#### [Stated task]
Find all lines in the listing that include the word "screen", then copy them.

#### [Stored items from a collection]
______________________________

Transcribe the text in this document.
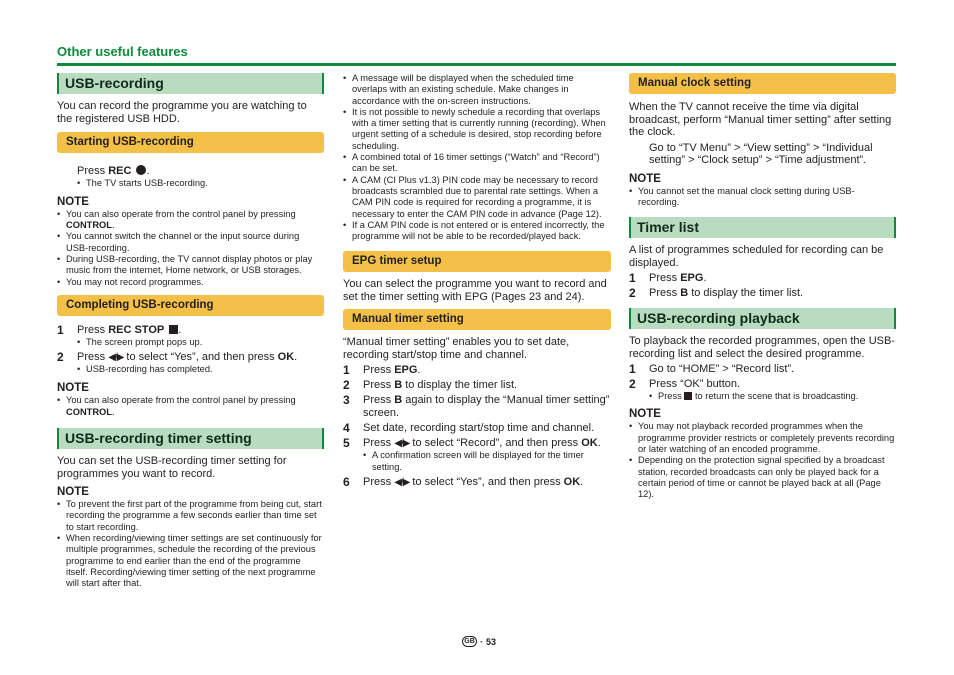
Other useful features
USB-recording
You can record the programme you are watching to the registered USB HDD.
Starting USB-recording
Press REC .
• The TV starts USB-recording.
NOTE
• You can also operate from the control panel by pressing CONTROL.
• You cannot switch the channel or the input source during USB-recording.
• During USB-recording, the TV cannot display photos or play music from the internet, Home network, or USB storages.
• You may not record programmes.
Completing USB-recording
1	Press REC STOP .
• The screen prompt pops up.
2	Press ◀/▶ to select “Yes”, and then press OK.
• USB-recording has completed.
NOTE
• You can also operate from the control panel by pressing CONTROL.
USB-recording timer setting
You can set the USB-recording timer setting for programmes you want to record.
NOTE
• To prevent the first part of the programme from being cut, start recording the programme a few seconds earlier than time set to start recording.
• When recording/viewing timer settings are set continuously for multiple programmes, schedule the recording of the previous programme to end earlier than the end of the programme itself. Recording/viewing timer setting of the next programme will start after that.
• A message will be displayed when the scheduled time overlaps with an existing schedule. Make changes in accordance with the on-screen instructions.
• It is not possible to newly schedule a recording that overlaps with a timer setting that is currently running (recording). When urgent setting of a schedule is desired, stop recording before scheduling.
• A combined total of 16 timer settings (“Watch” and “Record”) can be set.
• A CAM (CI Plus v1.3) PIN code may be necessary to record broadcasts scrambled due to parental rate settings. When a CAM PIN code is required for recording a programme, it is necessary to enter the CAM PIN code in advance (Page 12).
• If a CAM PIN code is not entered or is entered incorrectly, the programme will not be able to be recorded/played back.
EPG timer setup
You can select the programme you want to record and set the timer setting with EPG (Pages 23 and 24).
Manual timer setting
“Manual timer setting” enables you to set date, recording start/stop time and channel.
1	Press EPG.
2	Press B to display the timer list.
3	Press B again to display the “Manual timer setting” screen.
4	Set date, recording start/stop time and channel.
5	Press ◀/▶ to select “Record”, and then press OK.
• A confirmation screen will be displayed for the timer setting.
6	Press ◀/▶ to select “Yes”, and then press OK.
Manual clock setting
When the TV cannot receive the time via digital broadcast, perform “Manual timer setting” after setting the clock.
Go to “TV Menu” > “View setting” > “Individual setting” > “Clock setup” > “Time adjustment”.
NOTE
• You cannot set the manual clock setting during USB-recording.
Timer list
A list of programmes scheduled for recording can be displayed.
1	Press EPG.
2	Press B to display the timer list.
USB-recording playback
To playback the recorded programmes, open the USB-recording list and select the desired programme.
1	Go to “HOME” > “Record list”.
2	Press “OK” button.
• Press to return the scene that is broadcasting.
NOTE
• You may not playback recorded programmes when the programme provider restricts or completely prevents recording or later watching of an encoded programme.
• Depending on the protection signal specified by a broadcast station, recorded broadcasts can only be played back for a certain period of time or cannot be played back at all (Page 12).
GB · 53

______________________________

#### [Exercise output]
• The screen prompt pops up.
• A message will be displayed when the scheduled time overlaps with an existing schedule. Make changes in accordance with the on-screen instructions.
3	Press B again to display the “Manual timer setting” screen.
• A confirmation screen will be displayed for the timer setting.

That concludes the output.